▸ **Listed records**:
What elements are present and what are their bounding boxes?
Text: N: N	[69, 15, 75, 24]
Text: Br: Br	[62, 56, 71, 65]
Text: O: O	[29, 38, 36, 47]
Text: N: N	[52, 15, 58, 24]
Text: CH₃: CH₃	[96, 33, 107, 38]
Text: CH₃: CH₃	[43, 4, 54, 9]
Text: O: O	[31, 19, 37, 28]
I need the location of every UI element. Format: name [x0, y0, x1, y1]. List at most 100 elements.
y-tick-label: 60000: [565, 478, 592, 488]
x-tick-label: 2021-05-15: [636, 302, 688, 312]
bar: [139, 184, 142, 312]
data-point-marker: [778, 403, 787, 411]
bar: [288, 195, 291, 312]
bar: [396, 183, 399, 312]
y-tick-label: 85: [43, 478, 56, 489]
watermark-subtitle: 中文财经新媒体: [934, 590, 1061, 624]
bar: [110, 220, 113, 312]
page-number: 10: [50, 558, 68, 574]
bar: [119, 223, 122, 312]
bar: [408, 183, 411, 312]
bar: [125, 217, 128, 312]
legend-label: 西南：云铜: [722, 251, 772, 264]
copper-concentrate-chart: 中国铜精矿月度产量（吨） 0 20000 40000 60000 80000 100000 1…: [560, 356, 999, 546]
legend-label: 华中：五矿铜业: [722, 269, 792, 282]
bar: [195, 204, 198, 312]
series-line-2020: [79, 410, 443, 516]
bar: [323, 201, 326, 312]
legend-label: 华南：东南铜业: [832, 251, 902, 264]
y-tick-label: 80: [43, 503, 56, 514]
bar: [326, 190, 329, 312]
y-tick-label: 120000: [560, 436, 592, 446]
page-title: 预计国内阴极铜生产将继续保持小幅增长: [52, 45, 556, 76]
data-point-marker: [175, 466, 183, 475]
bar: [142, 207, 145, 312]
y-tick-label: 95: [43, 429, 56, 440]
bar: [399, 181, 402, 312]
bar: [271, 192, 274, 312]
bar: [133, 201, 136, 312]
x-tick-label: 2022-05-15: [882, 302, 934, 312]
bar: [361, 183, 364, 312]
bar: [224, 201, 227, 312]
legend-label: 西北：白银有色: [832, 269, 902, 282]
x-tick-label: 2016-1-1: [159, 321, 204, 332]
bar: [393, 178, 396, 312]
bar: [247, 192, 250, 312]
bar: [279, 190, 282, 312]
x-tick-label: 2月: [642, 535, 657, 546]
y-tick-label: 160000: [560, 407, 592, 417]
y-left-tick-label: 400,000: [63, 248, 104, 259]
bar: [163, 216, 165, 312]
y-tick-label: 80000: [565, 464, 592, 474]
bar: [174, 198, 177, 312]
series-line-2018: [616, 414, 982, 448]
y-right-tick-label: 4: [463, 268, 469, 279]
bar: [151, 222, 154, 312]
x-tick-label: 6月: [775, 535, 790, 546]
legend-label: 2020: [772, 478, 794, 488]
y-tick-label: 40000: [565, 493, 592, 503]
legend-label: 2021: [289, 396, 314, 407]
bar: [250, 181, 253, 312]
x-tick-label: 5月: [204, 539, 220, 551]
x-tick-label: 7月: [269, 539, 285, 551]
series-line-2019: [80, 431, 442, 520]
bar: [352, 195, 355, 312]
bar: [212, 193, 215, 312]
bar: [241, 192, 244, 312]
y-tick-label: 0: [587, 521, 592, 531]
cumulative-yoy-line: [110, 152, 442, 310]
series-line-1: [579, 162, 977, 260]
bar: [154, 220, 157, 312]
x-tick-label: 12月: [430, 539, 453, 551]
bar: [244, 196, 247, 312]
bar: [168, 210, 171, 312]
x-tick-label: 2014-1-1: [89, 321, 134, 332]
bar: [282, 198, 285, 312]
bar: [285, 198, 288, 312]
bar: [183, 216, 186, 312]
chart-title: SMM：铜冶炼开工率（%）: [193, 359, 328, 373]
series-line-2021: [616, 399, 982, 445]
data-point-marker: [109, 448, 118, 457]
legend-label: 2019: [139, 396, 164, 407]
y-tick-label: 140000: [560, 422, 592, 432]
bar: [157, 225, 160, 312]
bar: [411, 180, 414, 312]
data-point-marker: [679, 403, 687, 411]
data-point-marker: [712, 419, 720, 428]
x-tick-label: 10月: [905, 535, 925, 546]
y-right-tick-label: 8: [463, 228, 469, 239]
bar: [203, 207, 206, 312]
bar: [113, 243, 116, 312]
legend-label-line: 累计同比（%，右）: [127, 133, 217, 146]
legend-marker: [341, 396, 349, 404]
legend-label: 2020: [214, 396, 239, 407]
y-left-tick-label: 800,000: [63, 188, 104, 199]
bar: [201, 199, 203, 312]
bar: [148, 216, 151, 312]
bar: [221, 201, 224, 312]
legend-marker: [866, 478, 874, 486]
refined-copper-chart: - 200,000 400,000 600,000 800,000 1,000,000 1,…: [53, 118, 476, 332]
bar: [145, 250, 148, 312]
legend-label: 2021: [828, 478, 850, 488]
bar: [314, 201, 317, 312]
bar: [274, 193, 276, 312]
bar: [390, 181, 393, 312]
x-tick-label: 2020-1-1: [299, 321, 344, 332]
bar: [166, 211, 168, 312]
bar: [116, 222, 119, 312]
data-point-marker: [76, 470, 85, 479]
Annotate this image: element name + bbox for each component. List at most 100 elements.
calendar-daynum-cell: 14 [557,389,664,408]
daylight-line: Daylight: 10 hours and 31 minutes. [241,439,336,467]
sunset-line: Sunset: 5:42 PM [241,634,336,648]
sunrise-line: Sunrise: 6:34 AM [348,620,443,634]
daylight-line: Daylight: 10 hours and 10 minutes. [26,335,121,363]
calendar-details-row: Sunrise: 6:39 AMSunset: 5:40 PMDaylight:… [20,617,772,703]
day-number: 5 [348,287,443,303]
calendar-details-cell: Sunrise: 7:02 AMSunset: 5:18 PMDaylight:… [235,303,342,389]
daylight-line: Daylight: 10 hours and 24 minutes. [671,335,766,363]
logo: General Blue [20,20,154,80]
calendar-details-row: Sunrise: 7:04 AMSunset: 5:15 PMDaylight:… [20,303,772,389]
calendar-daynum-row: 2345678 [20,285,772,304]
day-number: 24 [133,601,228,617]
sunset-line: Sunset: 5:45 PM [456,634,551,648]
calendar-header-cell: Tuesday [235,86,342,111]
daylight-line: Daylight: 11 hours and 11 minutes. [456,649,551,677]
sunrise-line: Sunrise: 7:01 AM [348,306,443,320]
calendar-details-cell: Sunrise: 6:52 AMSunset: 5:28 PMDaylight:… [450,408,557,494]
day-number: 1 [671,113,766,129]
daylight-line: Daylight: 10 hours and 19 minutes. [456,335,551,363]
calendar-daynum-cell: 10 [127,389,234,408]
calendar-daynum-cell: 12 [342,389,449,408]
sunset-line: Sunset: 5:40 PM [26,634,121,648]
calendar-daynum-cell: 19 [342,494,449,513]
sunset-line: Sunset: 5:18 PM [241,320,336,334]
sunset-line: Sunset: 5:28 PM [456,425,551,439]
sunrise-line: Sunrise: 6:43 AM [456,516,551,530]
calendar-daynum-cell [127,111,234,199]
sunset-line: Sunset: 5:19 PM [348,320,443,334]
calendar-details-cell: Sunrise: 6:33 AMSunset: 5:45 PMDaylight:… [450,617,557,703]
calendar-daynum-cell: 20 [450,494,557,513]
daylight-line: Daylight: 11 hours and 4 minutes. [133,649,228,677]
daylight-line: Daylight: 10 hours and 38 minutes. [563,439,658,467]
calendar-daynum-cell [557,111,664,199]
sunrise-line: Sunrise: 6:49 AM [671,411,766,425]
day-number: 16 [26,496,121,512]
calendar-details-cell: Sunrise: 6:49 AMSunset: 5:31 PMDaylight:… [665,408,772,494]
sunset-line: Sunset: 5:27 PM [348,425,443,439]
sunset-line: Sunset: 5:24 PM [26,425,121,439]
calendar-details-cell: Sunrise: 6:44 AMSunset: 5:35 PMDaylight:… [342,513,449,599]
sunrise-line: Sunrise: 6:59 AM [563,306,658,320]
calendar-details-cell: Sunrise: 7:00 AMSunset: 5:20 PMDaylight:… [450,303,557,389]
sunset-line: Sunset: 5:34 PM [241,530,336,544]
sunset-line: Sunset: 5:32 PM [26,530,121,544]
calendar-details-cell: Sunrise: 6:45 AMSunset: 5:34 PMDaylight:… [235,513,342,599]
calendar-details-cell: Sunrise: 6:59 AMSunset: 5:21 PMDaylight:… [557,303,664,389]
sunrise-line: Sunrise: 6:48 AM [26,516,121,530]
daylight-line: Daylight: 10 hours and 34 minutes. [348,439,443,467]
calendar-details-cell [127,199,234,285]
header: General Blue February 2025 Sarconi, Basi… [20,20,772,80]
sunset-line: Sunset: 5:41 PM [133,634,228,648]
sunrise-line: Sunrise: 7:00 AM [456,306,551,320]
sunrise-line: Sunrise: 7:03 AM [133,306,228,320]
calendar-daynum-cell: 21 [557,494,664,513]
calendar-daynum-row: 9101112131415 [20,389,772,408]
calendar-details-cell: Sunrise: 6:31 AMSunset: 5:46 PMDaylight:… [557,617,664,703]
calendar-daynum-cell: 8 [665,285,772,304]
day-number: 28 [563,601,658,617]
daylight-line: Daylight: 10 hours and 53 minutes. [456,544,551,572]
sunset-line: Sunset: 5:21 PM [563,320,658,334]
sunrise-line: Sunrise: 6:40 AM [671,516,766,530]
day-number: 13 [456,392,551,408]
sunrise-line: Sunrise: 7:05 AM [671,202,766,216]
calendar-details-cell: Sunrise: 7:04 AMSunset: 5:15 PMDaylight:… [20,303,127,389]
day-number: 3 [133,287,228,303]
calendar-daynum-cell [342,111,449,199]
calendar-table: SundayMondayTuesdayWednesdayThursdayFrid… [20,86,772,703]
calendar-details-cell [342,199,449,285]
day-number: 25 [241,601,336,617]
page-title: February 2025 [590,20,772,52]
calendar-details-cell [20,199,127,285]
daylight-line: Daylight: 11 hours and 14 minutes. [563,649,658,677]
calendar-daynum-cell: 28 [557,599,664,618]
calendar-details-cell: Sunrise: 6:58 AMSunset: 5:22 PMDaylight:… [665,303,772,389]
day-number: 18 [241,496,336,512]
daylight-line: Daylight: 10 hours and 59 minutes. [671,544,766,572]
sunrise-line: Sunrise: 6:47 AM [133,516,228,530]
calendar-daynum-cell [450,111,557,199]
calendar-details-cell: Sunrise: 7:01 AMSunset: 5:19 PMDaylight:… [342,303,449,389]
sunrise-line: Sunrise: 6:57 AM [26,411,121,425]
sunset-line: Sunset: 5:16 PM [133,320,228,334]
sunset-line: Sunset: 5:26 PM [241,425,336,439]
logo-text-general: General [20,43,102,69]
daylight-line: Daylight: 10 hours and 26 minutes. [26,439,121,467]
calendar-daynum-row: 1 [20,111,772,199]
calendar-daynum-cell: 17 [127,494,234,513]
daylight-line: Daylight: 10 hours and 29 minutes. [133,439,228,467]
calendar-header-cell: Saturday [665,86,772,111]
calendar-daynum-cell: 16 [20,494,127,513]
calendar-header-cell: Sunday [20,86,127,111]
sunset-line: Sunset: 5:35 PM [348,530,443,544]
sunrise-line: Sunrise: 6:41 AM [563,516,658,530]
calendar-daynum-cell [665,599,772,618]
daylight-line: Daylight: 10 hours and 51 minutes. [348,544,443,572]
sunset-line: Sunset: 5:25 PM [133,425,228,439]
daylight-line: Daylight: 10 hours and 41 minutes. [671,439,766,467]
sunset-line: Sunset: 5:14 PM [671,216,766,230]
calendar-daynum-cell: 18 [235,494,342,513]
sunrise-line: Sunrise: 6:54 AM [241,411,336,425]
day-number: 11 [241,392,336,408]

▸ **Your instructions**:
Swap "x-tick-label" for "x-axis-label" in the part of the listing that opens with its first line and closes with the line containing "bar: [288, 195, 291, 312]", both ends included. Give those lines again with nothing else changed.

▸ **Result below**:
What elements are present and what are their bounding boxes?
Text: N: N	[69, 15, 75, 24]
Text: Br: Br	[62, 56, 71, 65]
Text: O: O	[29, 38, 36, 47]
Text: N: N	[52, 15, 58, 24]
Text: CH₃: CH₃	[96, 33, 107, 38]
Text: CH₃: CH₃	[43, 4, 54, 9]
Text: O: O	[31, 19, 37, 28]
I need the location of every UI element. Format: name [x0, y0, x1, y1]. List at most 100 elements.
y-tick-label: 60000: [565, 478, 592, 488]
x-axis-label: 2021-05-15: [636, 302, 688, 312]
bar: [139, 184, 142, 312]
data-point-marker: [778, 403, 787, 411]
bar: [288, 195, 291, 312]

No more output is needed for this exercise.